::: MATERIAL FOR THE TASK

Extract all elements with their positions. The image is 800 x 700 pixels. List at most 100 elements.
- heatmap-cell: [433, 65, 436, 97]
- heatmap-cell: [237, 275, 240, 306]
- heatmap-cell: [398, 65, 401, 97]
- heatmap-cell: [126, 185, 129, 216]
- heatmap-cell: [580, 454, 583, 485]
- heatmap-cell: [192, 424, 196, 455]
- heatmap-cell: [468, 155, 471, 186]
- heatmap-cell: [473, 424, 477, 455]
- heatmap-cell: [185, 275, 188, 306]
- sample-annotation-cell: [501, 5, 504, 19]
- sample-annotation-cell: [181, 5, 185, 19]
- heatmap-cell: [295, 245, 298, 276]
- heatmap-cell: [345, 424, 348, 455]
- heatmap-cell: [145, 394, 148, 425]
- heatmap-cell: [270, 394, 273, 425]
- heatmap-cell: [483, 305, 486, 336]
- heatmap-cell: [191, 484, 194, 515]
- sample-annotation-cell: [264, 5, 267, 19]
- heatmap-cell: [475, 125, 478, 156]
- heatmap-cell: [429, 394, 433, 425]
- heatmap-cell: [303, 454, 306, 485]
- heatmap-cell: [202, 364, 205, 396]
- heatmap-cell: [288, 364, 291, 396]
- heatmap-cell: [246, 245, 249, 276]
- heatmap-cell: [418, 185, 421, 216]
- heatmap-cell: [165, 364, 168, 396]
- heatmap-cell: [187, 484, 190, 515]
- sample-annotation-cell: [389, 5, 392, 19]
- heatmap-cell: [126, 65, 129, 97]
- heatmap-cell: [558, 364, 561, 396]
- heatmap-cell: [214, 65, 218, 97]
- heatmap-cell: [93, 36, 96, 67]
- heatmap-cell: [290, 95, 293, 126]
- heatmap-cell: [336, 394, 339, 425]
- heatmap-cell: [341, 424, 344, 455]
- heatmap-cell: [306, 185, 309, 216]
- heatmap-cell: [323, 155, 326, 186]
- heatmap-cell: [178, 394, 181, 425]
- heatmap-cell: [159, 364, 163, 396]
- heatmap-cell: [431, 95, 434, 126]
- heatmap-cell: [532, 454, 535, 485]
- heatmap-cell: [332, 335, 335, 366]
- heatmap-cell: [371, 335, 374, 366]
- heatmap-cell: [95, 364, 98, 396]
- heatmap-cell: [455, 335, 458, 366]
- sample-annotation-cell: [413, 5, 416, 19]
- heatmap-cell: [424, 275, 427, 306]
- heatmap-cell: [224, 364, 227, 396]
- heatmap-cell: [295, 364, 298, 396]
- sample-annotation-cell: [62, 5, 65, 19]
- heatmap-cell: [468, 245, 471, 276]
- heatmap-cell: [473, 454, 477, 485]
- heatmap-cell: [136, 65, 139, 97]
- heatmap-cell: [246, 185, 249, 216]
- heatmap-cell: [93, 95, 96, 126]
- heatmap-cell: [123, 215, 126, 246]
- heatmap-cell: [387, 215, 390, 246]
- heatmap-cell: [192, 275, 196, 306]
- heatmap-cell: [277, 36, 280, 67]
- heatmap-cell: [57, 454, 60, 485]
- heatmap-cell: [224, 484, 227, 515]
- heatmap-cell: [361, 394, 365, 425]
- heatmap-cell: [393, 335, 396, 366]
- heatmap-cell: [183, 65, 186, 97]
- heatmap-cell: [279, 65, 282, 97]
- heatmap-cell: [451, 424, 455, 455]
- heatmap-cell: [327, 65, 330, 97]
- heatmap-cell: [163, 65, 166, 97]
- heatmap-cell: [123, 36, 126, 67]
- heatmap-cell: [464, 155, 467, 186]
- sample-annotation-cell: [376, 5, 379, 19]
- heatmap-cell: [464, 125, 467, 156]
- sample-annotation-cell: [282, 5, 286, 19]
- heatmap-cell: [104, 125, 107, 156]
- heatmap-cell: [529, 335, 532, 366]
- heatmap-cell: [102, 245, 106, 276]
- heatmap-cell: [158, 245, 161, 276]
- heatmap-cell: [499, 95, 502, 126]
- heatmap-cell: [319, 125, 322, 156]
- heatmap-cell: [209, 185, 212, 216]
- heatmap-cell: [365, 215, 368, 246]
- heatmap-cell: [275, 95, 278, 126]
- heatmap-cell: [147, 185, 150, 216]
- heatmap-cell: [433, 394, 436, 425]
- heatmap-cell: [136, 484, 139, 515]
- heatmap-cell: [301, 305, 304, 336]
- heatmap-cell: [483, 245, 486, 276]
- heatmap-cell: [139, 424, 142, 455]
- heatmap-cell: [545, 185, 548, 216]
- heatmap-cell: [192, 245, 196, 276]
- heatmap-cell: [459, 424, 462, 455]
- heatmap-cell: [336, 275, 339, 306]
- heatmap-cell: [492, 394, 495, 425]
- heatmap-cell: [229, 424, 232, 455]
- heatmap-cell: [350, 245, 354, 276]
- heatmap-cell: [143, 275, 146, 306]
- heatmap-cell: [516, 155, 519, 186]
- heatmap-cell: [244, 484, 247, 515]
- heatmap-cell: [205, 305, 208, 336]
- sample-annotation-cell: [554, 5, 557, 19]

::::::

## REQUIRED TASK:
Reproduce the records with every occurrence of "sample-annotation-cell" renamed to "sample-label-cell", leaving everything else unchanged.

## EXERCISE OUTPUT:
Extract all elements with their positions. The image is 800 x 700 pixels. List at most 100 elements.
- heatmap-cell: [433, 65, 436, 97]
- heatmap-cell: [237, 275, 240, 306]
- heatmap-cell: [398, 65, 401, 97]
- heatmap-cell: [126, 185, 129, 216]
- heatmap-cell: [580, 454, 583, 485]
- heatmap-cell: [192, 424, 196, 455]
- heatmap-cell: [468, 155, 471, 186]
- heatmap-cell: [473, 424, 477, 455]
- heatmap-cell: [185, 275, 188, 306]
- sample-label-cell: [501, 5, 504, 19]
- sample-label-cell: [181, 5, 185, 19]
- heatmap-cell: [295, 245, 298, 276]
- heatmap-cell: [345, 424, 348, 455]
- heatmap-cell: [145, 394, 148, 425]
- heatmap-cell: [270, 394, 273, 425]
- heatmap-cell: [483, 305, 486, 336]
- heatmap-cell: [191, 484, 194, 515]
- sample-label-cell: [264, 5, 267, 19]
- heatmap-cell: [475, 125, 478, 156]
- heatmap-cell: [429, 394, 433, 425]
- heatmap-cell: [303, 454, 306, 485]
- heatmap-cell: [202, 364, 205, 396]
- heatmap-cell: [288, 364, 291, 396]
- heatmap-cell: [246, 245, 249, 276]
- heatmap-cell: [418, 185, 421, 216]
- heatmap-cell: [165, 364, 168, 396]
- heatmap-cell: [187, 484, 190, 515]
- sample-label-cell: [389, 5, 392, 19]
- heatmap-cell: [126, 65, 129, 97]
- heatmap-cell: [558, 364, 561, 396]
- heatmap-cell: [214, 65, 218, 97]
- heatmap-cell: [93, 36, 96, 67]
- heatmap-cell: [290, 95, 293, 126]
- heatmap-cell: [336, 394, 339, 425]
- heatmap-cell: [341, 424, 344, 455]
- heatmap-cell: [306, 185, 309, 216]
- heatmap-cell: [323, 155, 326, 186]
- heatmap-cell: [178, 394, 181, 425]
- heatmap-cell: [159, 364, 163, 396]
- heatmap-cell: [431, 95, 434, 126]
- heatmap-cell: [532, 454, 535, 485]
- heatmap-cell: [332, 335, 335, 366]
- heatmap-cell: [371, 335, 374, 366]
- heatmap-cell: [95, 364, 98, 396]
- heatmap-cell: [455, 335, 458, 366]
- sample-label-cell: [413, 5, 416, 19]
- heatmap-cell: [424, 275, 427, 306]
- heatmap-cell: [224, 364, 227, 396]
- heatmap-cell: [295, 364, 298, 396]
- sample-label-cell: [62, 5, 65, 19]
- heatmap-cell: [468, 245, 471, 276]
- heatmap-cell: [473, 454, 477, 485]
- heatmap-cell: [136, 65, 139, 97]
- heatmap-cell: [246, 185, 249, 216]
- heatmap-cell: [93, 95, 96, 126]
- heatmap-cell: [123, 215, 126, 246]
- heatmap-cell: [387, 215, 390, 246]
- heatmap-cell: [192, 275, 196, 306]
- heatmap-cell: [277, 36, 280, 67]
- heatmap-cell: [57, 454, 60, 485]
- heatmap-cell: [224, 484, 227, 515]
- heatmap-cell: [361, 394, 365, 425]
- heatmap-cell: [393, 335, 396, 366]
- heatmap-cell: [183, 65, 186, 97]
- heatmap-cell: [279, 65, 282, 97]
- heatmap-cell: [451, 424, 455, 455]
- heatmap-cell: [327, 65, 330, 97]
- heatmap-cell: [163, 65, 166, 97]
- heatmap-cell: [123, 36, 126, 67]
- heatmap-cell: [464, 155, 467, 186]
- sample-label-cell: [376, 5, 379, 19]
- heatmap-cell: [464, 125, 467, 156]
- sample-label-cell: [282, 5, 286, 19]
- heatmap-cell: [104, 125, 107, 156]
- heatmap-cell: [529, 335, 532, 366]
- heatmap-cell: [102, 245, 106, 276]
- heatmap-cell: [158, 245, 161, 276]
- heatmap-cell: [499, 95, 502, 126]
- heatmap-cell: [319, 125, 322, 156]
- heatmap-cell: [209, 185, 212, 216]
- heatmap-cell: [365, 215, 368, 246]
- heatmap-cell: [275, 95, 278, 126]
- heatmap-cell: [147, 185, 150, 216]
- heatmap-cell: [433, 394, 436, 425]
- heatmap-cell: [136, 484, 139, 515]
- heatmap-cell: [301, 305, 304, 336]
- heatmap-cell: [483, 245, 486, 276]
- heatmap-cell: [139, 424, 142, 455]
- heatmap-cell: [545, 185, 548, 216]
- heatmap-cell: [192, 245, 196, 276]
- heatmap-cell: [459, 424, 462, 455]
- heatmap-cell: [336, 275, 339, 306]
- heatmap-cell: [492, 394, 495, 425]
- heatmap-cell: [229, 424, 232, 455]
- heatmap-cell: [350, 245, 354, 276]
- heatmap-cell: [143, 275, 146, 306]
- heatmap-cell: [516, 155, 519, 186]
- heatmap-cell: [244, 484, 247, 515]
- heatmap-cell: [205, 305, 208, 336]
- sample-label-cell: [554, 5, 557, 19]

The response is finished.